Begin
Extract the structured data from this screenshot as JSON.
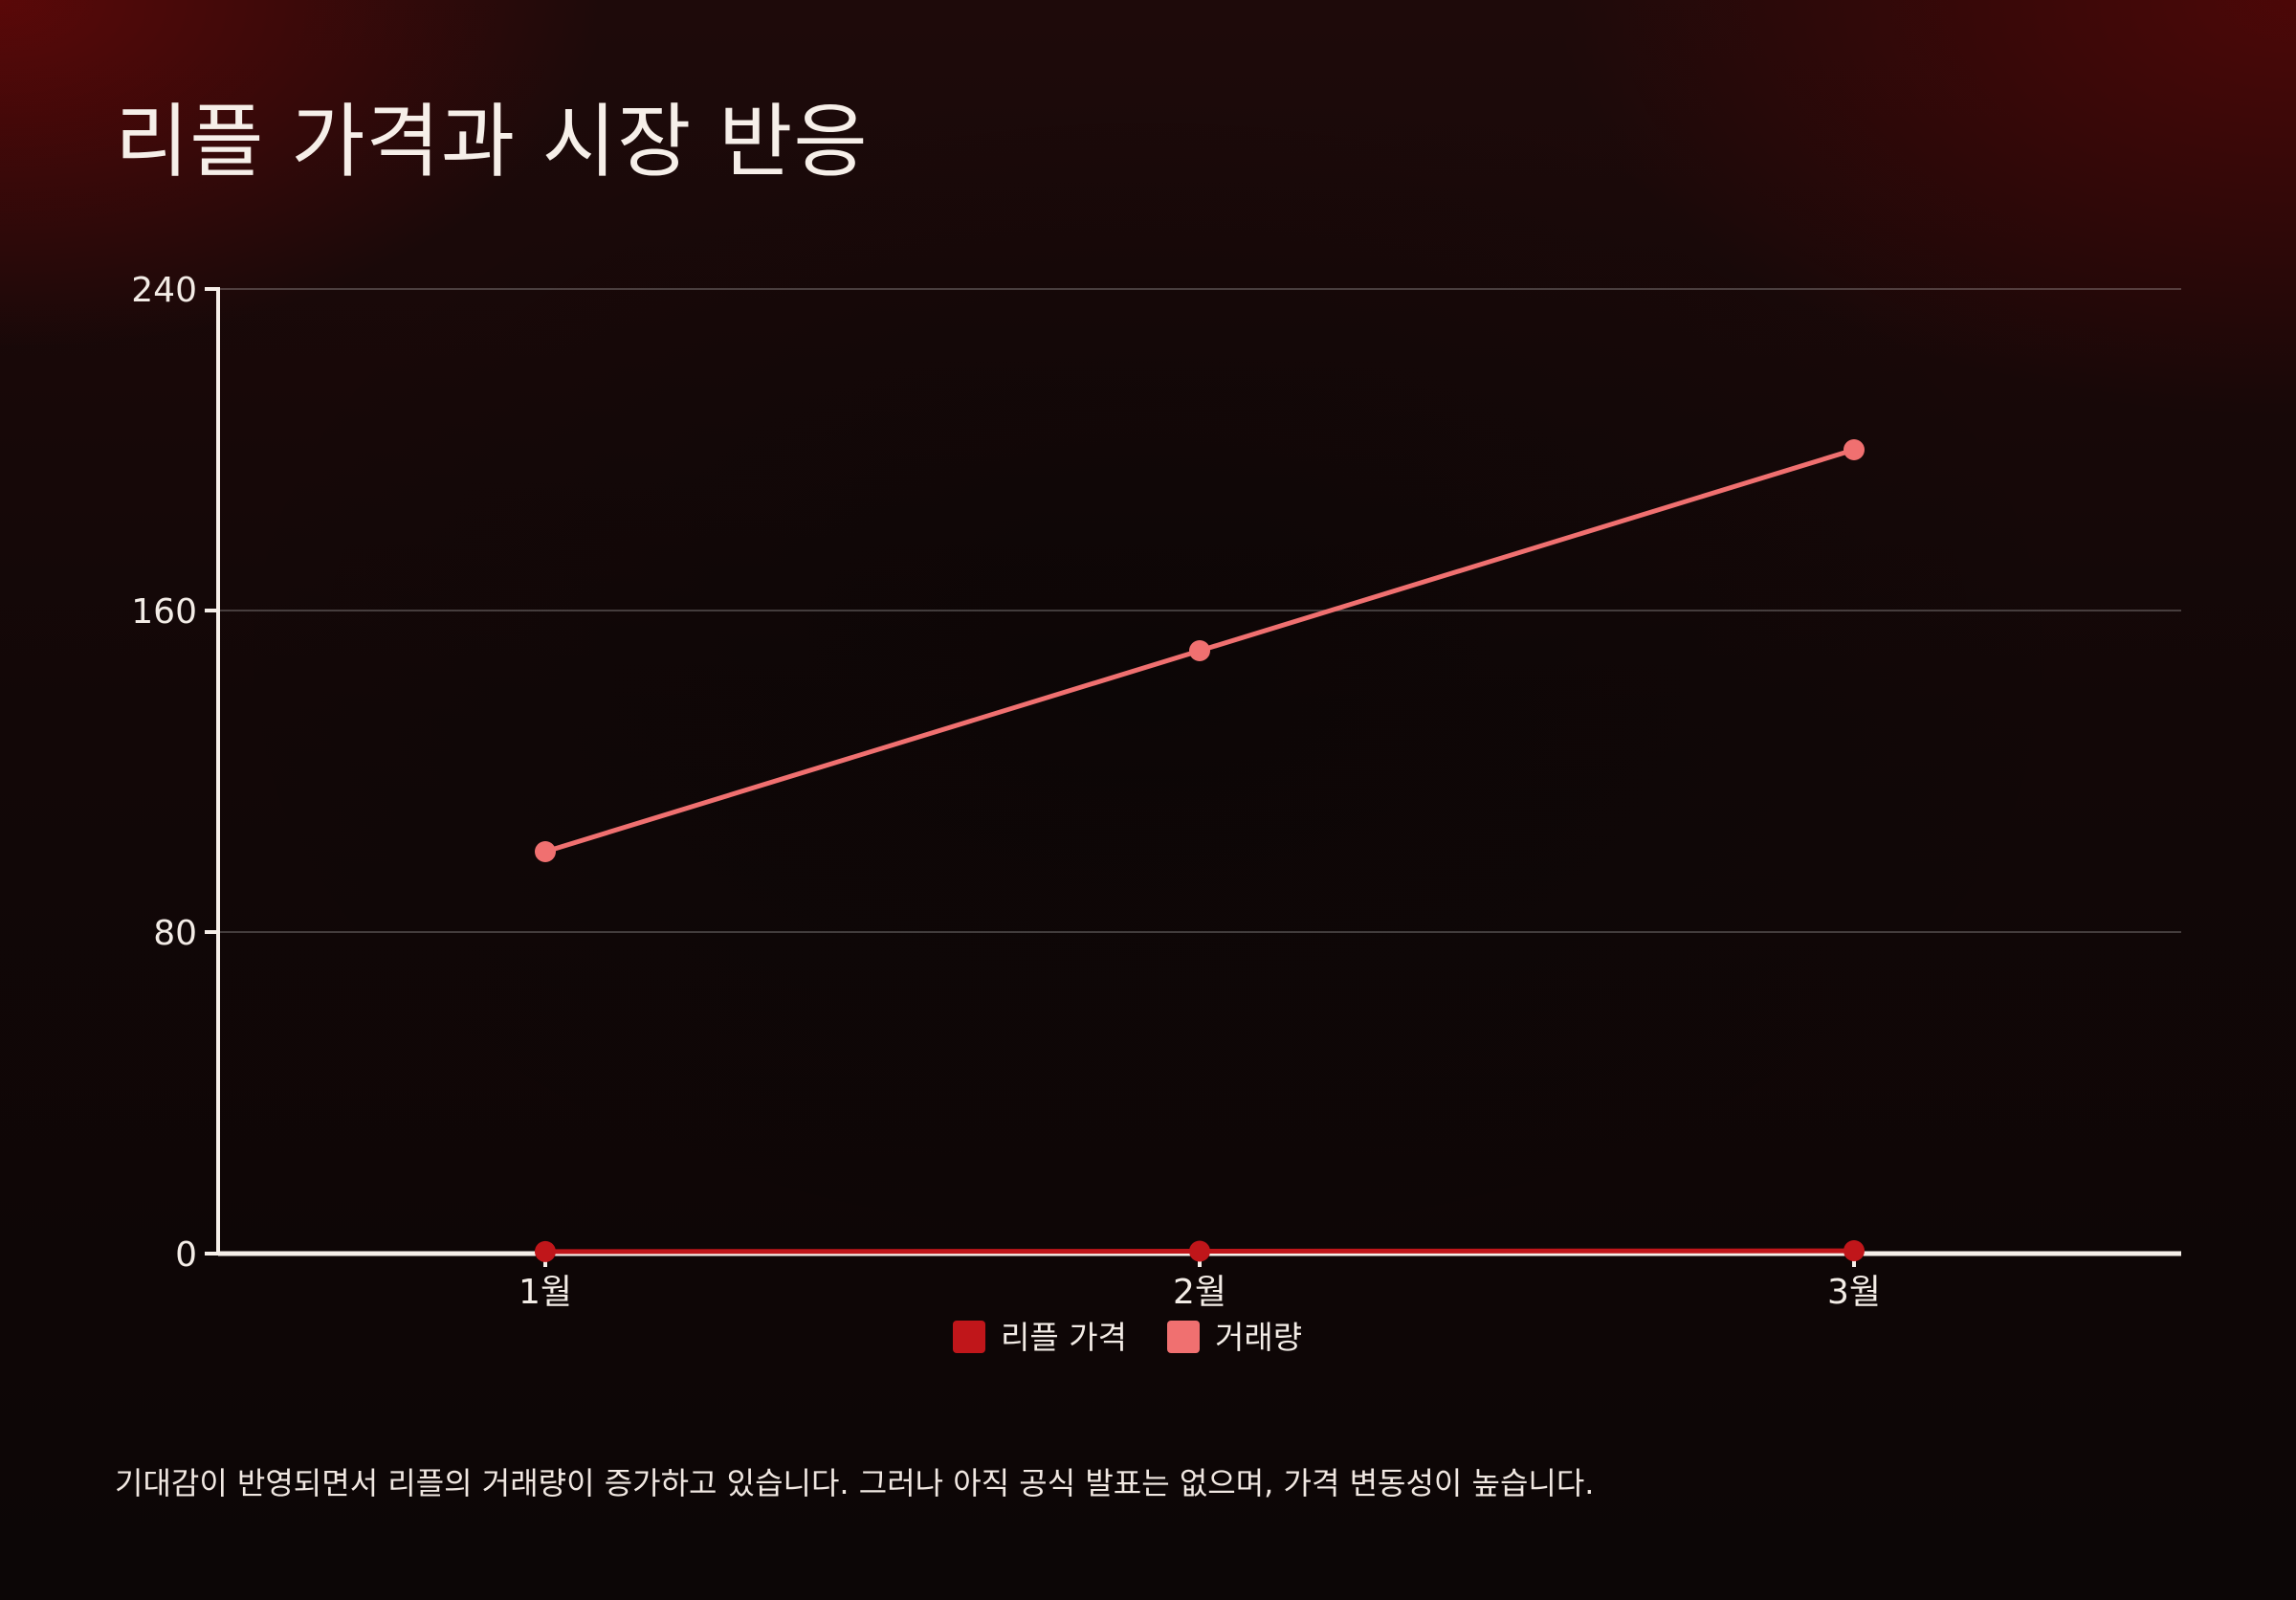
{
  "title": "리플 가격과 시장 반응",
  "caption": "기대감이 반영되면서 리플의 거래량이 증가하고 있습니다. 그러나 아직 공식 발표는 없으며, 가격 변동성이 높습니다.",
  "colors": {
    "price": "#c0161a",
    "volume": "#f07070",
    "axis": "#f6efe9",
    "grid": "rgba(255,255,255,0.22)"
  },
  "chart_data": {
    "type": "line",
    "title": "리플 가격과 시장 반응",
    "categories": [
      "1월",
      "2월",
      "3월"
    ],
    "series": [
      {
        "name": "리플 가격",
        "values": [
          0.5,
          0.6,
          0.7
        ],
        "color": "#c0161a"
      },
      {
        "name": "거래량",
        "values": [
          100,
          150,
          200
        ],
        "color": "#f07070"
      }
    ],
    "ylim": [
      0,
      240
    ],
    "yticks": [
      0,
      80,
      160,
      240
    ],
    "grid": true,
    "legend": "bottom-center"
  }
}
End
* Aim of the exercise: Transcribe every line in the entries above, taking out only the images.

* The output:
Extract the structured data from this screenshot as JSON.
{
  "title": "리플 가격과 시장 반응",
  "caption": "기대감이 반영되면서 리플의 거래량이 증가하고 있습니다. 그러나 아직 공식 발표는 없으며, 가격 변동성이 높습니다.",
  "colors": {
    "price": "#c0161a",
    "volume": "#f07070",
    "axis": "#f6efe9",
    "grid": "rgba(255,255,255,0.22)"
  },
  "chart_data": {
    "type": "line",
    "title": "리플 가격과 시장 반응",
    "categories": [
      "1월",
      "2월",
      "3월"
    ],
    "series": [
      {
        "name": "리플 가격",
        "values": [
          0.5,
          0.6,
          0.7
        ],
        "color": "#c0161a"
      },
      {
        "name": "거래량",
        "values": [
          100,
          150,
          200
        ],
        "color": "#f07070"
      }
    ],
    "ylim": [
      0,
      240
    ],
    "yticks": [
      0,
      80,
      160,
      240
    ],
    "grid": true,
    "legend": "bottom-center"
  }
}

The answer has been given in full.